**YOUR TASK:**
Every line of the material that follows must be printed again exactly.
┌─ RECORDS SUPPLIED
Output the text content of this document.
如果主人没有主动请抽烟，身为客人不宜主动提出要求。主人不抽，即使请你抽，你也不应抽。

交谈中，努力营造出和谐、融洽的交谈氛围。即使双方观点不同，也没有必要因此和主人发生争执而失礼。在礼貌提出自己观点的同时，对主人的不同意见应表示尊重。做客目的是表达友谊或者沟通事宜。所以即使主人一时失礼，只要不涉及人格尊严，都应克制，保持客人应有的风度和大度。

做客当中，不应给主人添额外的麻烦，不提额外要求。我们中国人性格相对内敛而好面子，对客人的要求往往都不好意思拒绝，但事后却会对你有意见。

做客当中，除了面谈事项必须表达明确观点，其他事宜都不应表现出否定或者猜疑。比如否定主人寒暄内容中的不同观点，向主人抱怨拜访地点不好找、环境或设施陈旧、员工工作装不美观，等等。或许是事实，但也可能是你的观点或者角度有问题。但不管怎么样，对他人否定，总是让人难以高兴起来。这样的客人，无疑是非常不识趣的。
└─
**FINISHED EXERCISE:**
Output the text content of this document.
如果主人没有主动请抽烟，身为客人不宜主动提出要求。主人不抽，即使请你抽，你也不应抽。

交谈中，努力营造出和谐、融洽的交谈氛围。即使双方观点不同，也没有必要因此和主人发生争执而失礼。在礼貌提出自己观点的同时，对主人的不同意见应表示尊重。做客目的是表达友谊或者沟通事宜。所以即使主人一时失礼，只要不涉及人格尊严，都应克制，保持客人应有的风度和大度。

做客当中，不应给主人添额外的麻烦，不提额外要求。我们中国人性格相对内敛而好面子，对客人的要求往往都不好意思拒绝，但事后却会对你有意见。

做客当中，除了面谈事项必须表达明确观点，其他事宜都不应表现出否定或者猜疑。比如否定主人寒暄内容中的不同观点，向主人抱怨拜访地点不好找、环境或设施陈旧、员工工作装不美观，等等。或许是事实，但也可能是你的观点或者角度有问题。但不管怎么样，对他人否定，总是让人难以高兴起来。这样的客人，无疑是非常不识趣的。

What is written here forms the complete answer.